_Exercise details_
Quote the entries in full, character for character, without their images.

--------------------

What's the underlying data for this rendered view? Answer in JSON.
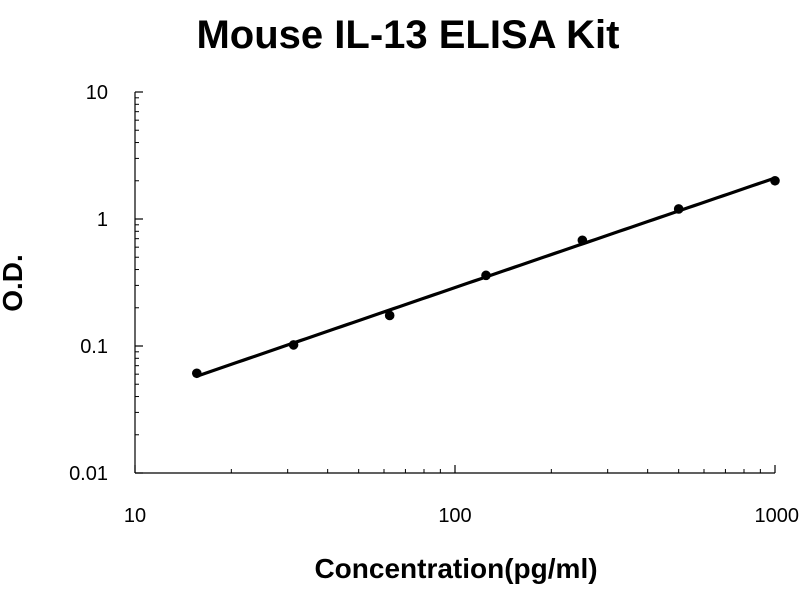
{
  "chart_data": {
    "type": "line",
    "title": "Mouse IL-13 ELISA Kit",
    "xlabel": "Concentration(pg/ml)",
    "ylabel": "O.D.",
    "xscale": "log",
    "yscale": "log",
    "xlim": [
      10,
      1000
    ],
    "ylim": [
      0.01,
      10
    ],
    "x_ticks": [
      {
        "value": 10,
        "label": "10"
      },
      {
        "value": 100,
        "label": "100"
      },
      {
        "value": 1000,
        "label": "1000"
      }
    ],
    "y_ticks": [
      {
        "value": 0.01,
        "label": "0.01"
      },
      {
        "value": 0.1,
        "label": "0.1"
      },
      {
        "value": 1,
        "label": "1"
      },
      {
        "value": 10,
        "label": "10"
      }
    ],
    "grid": false,
    "legend": "none",
    "line_color": "#000000",
    "marker_color": "#000000",
    "series": [
      {
        "x": [
          15.6,
          31.3,
          62.5,
          125,
          250,
          500,
          1000
        ],
        "y": [
          0.061,
          0.102,
          0.174,
          0.36,
          0.68,
          1.2,
          2.0
        ]
      }
    ]
  }
}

--------------------

_Full output_
What's the underlying data for this rendered view? Answer in JSON.
{
  "chart_data": {
    "type": "line",
    "title": "Mouse IL-13 ELISA Kit",
    "xlabel": "Concentration(pg/ml)",
    "ylabel": "O.D.",
    "xscale": "log",
    "yscale": "log",
    "xlim": [
      10,
      1000
    ],
    "ylim": [
      0.01,
      10
    ],
    "x_ticks": [
      {
        "value": 10,
        "label": "10"
      },
      {
        "value": 100,
        "label": "100"
      },
      {
        "value": 1000,
        "label": "1000"
      }
    ],
    "y_ticks": [
      {
        "value": 0.01,
        "label": "0.01"
      },
      {
        "value": 0.1,
        "label": "0.1"
      },
      {
        "value": 1,
        "label": "1"
      },
      {
        "value": 10,
        "label": "10"
      }
    ],
    "grid": false,
    "legend": "none",
    "line_color": "#000000",
    "marker_color": "#000000",
    "series": [
      {
        "x": [
          15.6,
          31.3,
          62.5,
          125,
          250,
          500,
          1000
        ],
        "y": [
          0.061,
          0.102,
          0.174,
          0.36,
          0.68,
          1.2,
          2.0
        ]
      }
    ]
  }
}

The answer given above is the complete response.